··· Dataset

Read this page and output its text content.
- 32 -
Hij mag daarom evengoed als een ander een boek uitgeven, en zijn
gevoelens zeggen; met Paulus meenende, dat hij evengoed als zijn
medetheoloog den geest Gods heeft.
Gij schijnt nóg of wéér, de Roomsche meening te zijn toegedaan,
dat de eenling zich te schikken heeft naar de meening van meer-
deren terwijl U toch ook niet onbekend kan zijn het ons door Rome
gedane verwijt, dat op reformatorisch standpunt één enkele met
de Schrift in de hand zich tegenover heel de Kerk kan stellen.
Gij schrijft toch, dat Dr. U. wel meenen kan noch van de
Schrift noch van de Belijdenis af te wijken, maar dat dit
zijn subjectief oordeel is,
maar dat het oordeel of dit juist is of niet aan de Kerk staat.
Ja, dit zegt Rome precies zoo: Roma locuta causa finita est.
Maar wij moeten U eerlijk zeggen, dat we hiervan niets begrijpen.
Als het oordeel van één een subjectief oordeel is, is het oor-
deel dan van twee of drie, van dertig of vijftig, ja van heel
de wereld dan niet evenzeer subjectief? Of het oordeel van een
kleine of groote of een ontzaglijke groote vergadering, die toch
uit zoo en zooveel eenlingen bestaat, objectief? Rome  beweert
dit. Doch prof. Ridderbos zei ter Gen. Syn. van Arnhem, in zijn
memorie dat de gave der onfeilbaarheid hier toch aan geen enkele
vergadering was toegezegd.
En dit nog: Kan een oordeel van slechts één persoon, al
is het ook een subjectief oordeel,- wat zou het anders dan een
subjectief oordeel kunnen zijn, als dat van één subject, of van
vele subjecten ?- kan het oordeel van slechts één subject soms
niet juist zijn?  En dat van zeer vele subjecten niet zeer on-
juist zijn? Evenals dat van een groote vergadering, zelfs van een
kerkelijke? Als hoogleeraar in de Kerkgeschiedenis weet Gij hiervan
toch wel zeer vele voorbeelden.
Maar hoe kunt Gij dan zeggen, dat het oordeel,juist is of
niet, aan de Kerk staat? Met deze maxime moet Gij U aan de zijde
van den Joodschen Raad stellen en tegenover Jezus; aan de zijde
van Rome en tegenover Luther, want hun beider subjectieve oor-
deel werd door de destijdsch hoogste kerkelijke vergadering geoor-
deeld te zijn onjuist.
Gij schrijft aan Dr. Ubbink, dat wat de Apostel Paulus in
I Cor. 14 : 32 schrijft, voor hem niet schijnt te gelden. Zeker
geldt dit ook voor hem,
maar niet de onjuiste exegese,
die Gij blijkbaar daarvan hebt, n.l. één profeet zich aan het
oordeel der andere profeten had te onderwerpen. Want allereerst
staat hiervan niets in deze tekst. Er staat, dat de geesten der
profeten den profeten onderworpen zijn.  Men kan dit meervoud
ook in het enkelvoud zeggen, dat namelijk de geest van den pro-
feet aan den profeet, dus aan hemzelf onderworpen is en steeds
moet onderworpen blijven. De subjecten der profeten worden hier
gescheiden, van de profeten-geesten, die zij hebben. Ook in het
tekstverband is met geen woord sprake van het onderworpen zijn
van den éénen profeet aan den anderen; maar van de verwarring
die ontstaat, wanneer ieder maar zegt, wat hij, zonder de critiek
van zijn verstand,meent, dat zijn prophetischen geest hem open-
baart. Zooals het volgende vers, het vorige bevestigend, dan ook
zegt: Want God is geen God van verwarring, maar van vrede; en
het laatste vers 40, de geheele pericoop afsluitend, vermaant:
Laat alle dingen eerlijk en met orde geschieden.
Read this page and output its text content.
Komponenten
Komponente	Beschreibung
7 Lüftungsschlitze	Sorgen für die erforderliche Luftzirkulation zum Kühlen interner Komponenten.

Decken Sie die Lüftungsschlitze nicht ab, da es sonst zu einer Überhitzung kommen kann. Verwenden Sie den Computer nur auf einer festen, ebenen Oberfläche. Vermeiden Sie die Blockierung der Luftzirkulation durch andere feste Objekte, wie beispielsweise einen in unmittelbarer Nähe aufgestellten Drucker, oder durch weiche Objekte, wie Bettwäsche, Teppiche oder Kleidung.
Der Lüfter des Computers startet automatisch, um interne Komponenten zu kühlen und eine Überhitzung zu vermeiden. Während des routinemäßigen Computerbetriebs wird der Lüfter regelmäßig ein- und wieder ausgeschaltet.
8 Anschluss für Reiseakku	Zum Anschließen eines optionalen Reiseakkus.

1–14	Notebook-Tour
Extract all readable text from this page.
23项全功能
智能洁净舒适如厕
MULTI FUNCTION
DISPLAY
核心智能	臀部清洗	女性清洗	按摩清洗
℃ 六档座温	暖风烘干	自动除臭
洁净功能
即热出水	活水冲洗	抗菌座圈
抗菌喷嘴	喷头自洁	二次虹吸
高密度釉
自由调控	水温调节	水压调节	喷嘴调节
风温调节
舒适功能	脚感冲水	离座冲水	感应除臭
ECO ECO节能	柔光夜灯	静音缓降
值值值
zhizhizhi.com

······

▸ **What the task requires**
How many of the lines above include the string "verwarring"? Reply with the number by itself.

▸ **Completed exercise**
2